*Short exercise:*
From the records below, pull each line that has "this".

*Task inputs:*

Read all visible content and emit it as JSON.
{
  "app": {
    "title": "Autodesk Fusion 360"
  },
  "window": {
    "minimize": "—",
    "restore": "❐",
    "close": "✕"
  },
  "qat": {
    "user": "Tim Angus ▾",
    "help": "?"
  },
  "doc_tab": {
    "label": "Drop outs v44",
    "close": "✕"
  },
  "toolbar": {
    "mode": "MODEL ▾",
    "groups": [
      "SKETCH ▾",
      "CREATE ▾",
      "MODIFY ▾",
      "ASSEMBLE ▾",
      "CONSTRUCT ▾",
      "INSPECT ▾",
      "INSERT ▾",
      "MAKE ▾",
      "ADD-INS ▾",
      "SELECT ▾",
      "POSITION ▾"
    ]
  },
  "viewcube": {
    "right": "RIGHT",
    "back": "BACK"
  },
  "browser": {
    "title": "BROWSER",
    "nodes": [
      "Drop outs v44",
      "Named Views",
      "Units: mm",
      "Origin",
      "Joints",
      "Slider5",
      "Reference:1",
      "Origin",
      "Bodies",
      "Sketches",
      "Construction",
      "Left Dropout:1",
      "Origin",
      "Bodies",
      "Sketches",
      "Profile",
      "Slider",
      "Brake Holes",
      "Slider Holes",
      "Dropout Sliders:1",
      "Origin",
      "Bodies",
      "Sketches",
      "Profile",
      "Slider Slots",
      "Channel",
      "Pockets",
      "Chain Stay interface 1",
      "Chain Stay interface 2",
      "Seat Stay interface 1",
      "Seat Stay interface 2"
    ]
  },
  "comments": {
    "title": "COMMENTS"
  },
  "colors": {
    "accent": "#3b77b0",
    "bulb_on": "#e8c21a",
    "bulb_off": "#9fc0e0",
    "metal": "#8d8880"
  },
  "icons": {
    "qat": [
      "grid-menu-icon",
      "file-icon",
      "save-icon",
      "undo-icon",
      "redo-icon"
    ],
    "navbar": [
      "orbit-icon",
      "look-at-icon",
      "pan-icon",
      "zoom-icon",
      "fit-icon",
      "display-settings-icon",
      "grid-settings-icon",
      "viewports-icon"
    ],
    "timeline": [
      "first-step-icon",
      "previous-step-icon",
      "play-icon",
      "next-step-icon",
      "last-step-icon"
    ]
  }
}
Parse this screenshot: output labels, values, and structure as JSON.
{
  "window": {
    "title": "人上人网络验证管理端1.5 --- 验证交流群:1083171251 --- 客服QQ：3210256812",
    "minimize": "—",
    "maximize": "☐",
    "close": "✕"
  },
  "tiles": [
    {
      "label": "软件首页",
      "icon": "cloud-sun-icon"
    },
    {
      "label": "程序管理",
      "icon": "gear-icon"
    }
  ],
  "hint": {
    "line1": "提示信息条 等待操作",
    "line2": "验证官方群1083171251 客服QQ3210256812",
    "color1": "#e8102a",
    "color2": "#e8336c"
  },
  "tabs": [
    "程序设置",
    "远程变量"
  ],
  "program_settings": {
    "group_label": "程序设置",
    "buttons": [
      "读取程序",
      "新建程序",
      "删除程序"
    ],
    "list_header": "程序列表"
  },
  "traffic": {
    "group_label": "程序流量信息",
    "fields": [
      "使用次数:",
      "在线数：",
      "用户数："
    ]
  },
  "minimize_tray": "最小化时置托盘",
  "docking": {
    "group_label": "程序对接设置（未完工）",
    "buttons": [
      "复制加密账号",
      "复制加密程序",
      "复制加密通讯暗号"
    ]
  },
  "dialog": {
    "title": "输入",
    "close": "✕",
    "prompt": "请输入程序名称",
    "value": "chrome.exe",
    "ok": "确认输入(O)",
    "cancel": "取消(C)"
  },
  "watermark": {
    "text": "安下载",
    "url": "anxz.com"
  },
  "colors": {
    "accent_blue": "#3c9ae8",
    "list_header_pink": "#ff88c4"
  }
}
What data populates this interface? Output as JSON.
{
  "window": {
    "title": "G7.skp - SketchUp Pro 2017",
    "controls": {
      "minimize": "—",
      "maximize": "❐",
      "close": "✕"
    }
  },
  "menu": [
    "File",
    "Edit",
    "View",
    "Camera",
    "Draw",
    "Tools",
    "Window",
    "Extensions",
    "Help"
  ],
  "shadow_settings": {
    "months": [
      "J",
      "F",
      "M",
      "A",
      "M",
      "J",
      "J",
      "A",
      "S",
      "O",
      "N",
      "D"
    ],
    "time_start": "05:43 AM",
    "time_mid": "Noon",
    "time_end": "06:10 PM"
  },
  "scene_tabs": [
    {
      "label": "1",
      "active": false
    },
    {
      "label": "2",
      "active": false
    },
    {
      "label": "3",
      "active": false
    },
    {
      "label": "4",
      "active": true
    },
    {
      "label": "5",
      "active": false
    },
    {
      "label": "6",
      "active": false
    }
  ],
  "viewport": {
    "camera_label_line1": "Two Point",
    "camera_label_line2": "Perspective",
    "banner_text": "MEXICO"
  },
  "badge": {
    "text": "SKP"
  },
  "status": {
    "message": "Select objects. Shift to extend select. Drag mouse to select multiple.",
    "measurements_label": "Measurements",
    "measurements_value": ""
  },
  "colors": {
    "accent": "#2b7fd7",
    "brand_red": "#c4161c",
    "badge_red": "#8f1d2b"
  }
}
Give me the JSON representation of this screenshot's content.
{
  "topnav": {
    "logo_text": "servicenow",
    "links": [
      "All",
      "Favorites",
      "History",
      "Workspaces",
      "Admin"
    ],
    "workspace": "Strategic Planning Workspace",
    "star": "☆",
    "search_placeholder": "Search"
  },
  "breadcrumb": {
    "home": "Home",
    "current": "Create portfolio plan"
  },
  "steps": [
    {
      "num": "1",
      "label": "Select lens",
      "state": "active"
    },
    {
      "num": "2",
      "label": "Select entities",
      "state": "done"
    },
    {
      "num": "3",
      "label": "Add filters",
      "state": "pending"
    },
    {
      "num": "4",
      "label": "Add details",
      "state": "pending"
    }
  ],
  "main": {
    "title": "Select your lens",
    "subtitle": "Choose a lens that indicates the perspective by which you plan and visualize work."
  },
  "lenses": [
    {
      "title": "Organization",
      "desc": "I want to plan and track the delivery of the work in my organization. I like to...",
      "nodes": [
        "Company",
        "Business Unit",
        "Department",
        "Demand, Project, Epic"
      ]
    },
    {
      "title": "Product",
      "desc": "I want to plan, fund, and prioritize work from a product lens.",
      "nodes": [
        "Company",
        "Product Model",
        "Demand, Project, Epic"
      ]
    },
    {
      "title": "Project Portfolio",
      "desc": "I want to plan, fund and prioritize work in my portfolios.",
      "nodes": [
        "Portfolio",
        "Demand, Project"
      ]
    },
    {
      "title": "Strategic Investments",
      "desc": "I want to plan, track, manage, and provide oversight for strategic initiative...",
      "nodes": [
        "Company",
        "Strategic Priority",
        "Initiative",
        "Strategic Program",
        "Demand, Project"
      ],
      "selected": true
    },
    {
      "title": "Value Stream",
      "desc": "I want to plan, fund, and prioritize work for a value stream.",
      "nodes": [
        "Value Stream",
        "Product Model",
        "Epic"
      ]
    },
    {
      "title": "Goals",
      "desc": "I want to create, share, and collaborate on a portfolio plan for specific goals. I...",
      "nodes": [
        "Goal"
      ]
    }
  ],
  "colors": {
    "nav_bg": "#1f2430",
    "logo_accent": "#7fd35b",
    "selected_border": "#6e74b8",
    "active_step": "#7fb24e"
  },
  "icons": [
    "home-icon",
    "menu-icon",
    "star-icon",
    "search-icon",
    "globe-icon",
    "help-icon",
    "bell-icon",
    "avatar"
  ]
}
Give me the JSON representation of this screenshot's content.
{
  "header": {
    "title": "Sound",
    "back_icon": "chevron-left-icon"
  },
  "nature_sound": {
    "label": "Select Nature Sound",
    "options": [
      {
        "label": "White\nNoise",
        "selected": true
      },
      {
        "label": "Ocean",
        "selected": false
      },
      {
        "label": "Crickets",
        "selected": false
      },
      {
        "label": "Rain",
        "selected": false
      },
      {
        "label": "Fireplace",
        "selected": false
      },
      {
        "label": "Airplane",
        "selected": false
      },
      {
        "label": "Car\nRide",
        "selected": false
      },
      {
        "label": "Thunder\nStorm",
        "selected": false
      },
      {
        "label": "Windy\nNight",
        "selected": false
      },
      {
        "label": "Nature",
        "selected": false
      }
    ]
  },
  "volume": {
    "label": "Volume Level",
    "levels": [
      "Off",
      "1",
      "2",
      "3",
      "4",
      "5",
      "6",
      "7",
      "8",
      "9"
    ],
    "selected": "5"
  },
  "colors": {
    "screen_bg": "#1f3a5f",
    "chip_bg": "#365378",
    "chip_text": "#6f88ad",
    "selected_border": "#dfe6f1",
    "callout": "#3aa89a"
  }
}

*Solved exercise:*
Parse this screenshot: output labels, values, and structure as JSON.
What data populates this interface? Output as JSON.
Give me the JSON representation of this screenshot's content.
Give me the JSON representation of this screenshot's content.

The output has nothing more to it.